Given problem: Without changing a character, return the entries, but not the images they hold.

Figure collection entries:
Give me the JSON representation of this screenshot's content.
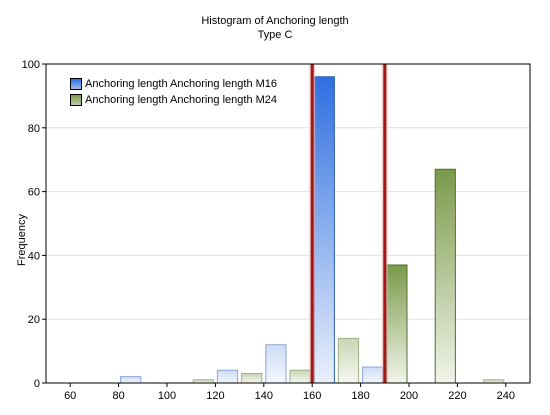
{
  "chart_data": {
    "type": "bar",
    "title": "Histogram of Anchoring length",
    "subtitle": "Type C",
    "xlabel": "",
    "ylabel": "Frequency",
    "xlim": [
      50,
      250
    ],
    "ylim": [
      0,
      100
    ],
    "x_ticks": [
      60,
      80,
      100,
      120,
      140,
      160,
      180,
      200,
      220,
      240
    ],
    "y_ticks": [
      0,
      20,
      40,
      60,
      80,
      100
    ],
    "bin_width": 10,
    "series": [
      {
        "name": "Anchoring length Anchoring length M16",
        "color": "#2f6fe0",
        "bins": [
          {
            "x": 85,
            "value": 2
          },
          {
            "x": 125,
            "value": 4
          },
          {
            "x": 145,
            "value": 12
          },
          {
            "x": 165,
            "value": 96
          },
          {
            "x": 185,
            "value": 5
          }
        ]
      },
      {
        "name": "Anchoring length Anchoring length M24",
        "color": "#7a9a4a",
        "bins": [
          {
            "x": 115,
            "value": 1
          },
          {
            "x": 135,
            "value": 3
          },
          {
            "x": 155,
            "value": 4
          },
          {
            "x": 175,
            "value": 14
          },
          {
            "x": 195,
            "value": 37
          },
          {
            "x": 215,
            "value": 67
          },
          {
            "x": 235,
            "value": 1
          }
        ]
      }
    ],
    "reference_lines": [
      {
        "x": 160,
        "color": "#a01818"
      },
      {
        "x": 190,
        "color": "#a01818"
      }
    ],
    "grid": true,
    "legend_position": "top-left"
  }
}
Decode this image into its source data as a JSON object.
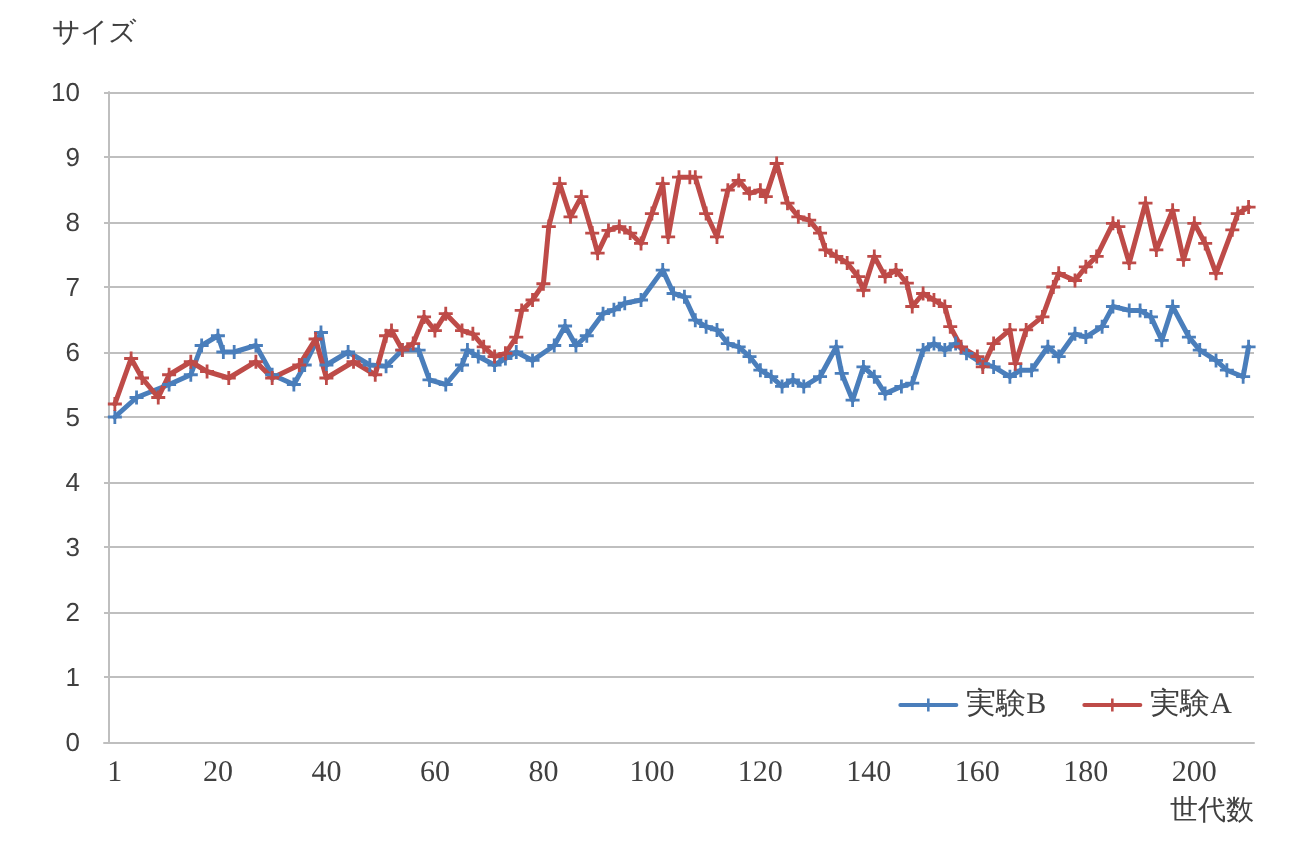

Result:
Give me the JSON representation of this screenshot's content.
{
  "chart_data": {
    "type": "bar",
    "title": "Histogram of Anchoring length",
    "subtitle": "Type C",
    "xlabel": "",
    "ylabel": "Frequency",
    "xlim": [
      50,
      250
    ],
    "ylim": [
      0,
      100
    ],
    "x_ticks": [
      60,
      80,
      100,
      120,
      140,
      160,
      180,
      200,
      220,
      240
    ],
    "y_ticks": [
      0,
      20,
      40,
      60,
      80,
      100
    ],
    "bin_width": 10,
    "series": [
      {
        "name": "Anchoring length Anchoring length M16",
        "color": "#2f6fe0",
        "bins": [
          {
            "x": 85,
            "value": 2
          },
          {
            "x": 125,
            "value": 4
          },
          {
            "x": 145,
            "value": 12
          },
          {
            "x": 165,
            "value": 96
          },
          {
            "x": 185,
            "value": 5
          }
        ]
      },
      {
        "name": "Anchoring length Anchoring length M24",
        "color": "#7a9a4a",
        "bins": [
          {
            "x": 115,
            "value": 1
          },
          {
            "x": 135,
            "value": 3
          },
          {
            "x": 155,
            "value": 4
          },
          {
            "x": 175,
            "value": 14
          },
          {
            "x": 195,
            "value": 37
          },
          {
            "x": 215,
            "value": 67
          },
          {
            "x": 235,
            "value": 1
          }
        ]
      }
    ],
    "reference_lines": [
      {
        "x": 160,
        "color": "#a01818"
      },
      {
        "x": 190,
        "color": "#a01818"
      }
    ],
    "grid": true,
    "legend_position": "top-left"
  }
}
Decode this image into its source data as a JSON object.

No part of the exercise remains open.